### What is asked
Return the complete listing that follows, with each line reproduced exactly.

### Given information
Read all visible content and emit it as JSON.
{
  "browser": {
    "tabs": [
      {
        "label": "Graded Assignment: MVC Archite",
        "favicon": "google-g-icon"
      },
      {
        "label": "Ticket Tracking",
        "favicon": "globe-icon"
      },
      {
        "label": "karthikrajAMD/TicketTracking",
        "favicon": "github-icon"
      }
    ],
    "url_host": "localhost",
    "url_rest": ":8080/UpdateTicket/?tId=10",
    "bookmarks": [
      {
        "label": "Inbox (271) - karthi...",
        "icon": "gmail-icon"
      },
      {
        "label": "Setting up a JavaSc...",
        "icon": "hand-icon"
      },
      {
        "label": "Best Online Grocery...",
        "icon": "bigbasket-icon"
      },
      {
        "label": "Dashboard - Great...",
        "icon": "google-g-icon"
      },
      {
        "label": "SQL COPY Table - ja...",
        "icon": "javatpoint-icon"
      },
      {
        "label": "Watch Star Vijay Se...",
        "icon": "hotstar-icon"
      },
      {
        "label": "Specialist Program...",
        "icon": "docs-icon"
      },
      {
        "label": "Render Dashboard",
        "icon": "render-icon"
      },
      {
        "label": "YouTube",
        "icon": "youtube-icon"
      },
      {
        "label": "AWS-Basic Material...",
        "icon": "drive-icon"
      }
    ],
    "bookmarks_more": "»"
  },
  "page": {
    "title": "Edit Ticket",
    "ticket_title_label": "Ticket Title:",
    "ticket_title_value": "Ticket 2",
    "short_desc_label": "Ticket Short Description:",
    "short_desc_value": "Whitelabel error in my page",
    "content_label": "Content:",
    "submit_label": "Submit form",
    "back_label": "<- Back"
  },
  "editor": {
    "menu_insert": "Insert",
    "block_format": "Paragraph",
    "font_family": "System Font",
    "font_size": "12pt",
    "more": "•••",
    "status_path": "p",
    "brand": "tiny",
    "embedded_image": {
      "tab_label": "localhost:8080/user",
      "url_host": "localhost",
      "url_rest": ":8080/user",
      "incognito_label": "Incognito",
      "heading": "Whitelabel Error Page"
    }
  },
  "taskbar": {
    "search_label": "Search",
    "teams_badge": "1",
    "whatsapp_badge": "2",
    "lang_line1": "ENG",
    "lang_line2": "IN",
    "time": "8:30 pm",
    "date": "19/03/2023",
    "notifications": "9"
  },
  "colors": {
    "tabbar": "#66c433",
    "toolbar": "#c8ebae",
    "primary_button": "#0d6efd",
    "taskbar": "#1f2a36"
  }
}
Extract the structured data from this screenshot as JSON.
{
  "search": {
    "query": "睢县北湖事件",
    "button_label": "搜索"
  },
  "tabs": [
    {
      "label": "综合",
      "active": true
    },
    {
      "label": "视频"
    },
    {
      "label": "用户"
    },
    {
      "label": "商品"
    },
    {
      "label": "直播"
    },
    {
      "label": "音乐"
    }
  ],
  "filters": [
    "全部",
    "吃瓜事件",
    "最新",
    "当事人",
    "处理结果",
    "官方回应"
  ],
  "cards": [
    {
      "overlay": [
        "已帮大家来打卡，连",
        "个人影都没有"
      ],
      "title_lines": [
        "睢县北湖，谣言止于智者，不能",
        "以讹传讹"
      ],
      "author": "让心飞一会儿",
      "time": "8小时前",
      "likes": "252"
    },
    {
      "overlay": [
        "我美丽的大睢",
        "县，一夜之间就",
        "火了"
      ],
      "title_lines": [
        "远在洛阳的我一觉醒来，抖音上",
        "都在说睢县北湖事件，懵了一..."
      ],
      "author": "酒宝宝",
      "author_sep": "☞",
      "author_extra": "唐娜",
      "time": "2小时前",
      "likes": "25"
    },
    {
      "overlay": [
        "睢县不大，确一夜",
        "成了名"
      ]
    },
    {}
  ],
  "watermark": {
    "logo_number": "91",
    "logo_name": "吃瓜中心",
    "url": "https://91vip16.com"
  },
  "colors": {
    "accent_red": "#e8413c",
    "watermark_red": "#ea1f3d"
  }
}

### Solution to the exercise
Read all visible content and emit it as JSON.
{
  "browser": {
    "tabs": [
      {
        "label": "Graded Assignment: MVC Archite",
        "favicon": "google-g-icon"
      },
      {
        "label": "Ticket Tracking",
        "favicon": "globe-icon"
      },
      {
        "label": "karthikrajAMD/TicketTracking",
        "favicon": "github-icon"
      }
    ],
    "url_host": "localhost",
    "url_rest": ":8080/UpdateTicket/?tId=10",
    "bookmarks": [
      {
        "label": "Inbox (271) - karthi...",
        "icon": "gmail-icon"
      },
      {
        "label": "Setting up a JavaSc...",
        "icon": "hand-icon"
      },
      {
        "label": "Best Online Grocery...",
        "icon": "bigbasket-icon"
      },
      {
        "label": "Dashboard - Great...",
        "icon": "google-g-icon"
      },
      {
        "label": "SQL COPY Table - ja...",
        "icon": "javatpoint-icon"
      },
      {
        "label": "Watch Star Vijay Se...",
        "icon": "hotstar-icon"
      },
      {
        "label": "Specialist Program...",
        "icon": "docs-icon"
      },
      {
        "label": "Render Dashboard",
        "icon": "render-icon"
      },
      {
        "label": "YouTube",
        "icon": "youtube-icon"
      },
      {
        "label": "AWS-Basic Material...",
        "icon": "drive-icon"
      }
    ],
    "bookmarks_more": "»"
  },
  "page": {
    "title": "Edit Ticket",
    "ticket_title_label": "Ticket Title:",
    "ticket_title_value": "Ticket 2",
    "short_desc_label": "Ticket Short Description:",
    "short_desc_value": "Whitelabel error in my page",
    "content_label": "Content:",
    "submit_label": "Submit form",
    "back_label": "<- Back"
  },
  "editor": {
    "menu_insert": "Insert",
    "block_format": "Paragraph",
    "font_family": "System Font",
    "font_size": "12pt",
    "more": "•••",
    "status_path": "p",
    "brand": "tiny",
    "embedded_image": {
      "tab_label": "localhost:8080/user",
      "url_host": "localhost",
      "url_rest": ":8080/user",
      "incognito_label": "Incognito",
      "heading": "Whitelabel Error Page"
    }
  },
  "taskbar": {
    "search_label": "Search",
    "teams_badge": "1",
    "whatsapp_badge": "2",
    "lang_line1": "ENG",
    "lang_line2": "IN",
    "time": "8:30 pm",
    "date": "19/03/2023",
    "notifications": "9"
  },
  "colors": {
    "tabbar": "#66c433",
    "toolbar": "#c8ebae",
    "primary_button": "#0d6efd",
    "taskbar": "#1f2a36"
  }
}
Extract the structured data from this screenshot as JSON.
{
  "search": {
    "query": "睢县北湖事件",
    "button_label": "搜索"
  },
  "tabs": [
    {
      "label": "综合",
      "active": true
    },
    {
      "label": "视频"
    },
    {
      "label": "用户"
    },
    {
      "label": "商品"
    },
    {
      "label": "直播"
    },
    {
      "label": "音乐"
    }
  ],
  "filters": [
    "全部",
    "吃瓜事件",
    "最新",
    "当事人",
    "处理结果",
    "官方回应"
  ],
  "cards": [
    {
      "overlay": [
        "已帮大家来打卡，连",
        "个人影都没有"
      ],
      "title_lines": [
        "睢县北湖，谣言止于智者，不能",
        "以讹传讹"
      ],
      "author": "让心飞一会儿",
      "time": "8小时前",
      "likes": "252"
    },
    {
      "overlay": [
        "我美丽的大睢",
        "县，一夜之间就",
        "火了"
      ],
      "title_lines": [
        "远在洛阳的我一觉醒来，抖音上",
        "都在说睢县北湖事件，懵了一..."
      ],
      "author": "酒宝宝",
      "author_sep": "☞",
      "author_extra": "唐娜",
      "time": "2小时前",
      "likes": "25"
    },
    {
      "overlay": [
        "睢县不大，确一夜",
        "成了名"
      ]
    },
    {}
  ],
  "watermark": {
    "logo_number": "91",
    "logo_name": "吃瓜中心",
    "url": "https://91vip16.com"
  },
  "colors": {
    "accent_red": "#e8413c",
    "watermark_red": "#ea1f3d"
  }
}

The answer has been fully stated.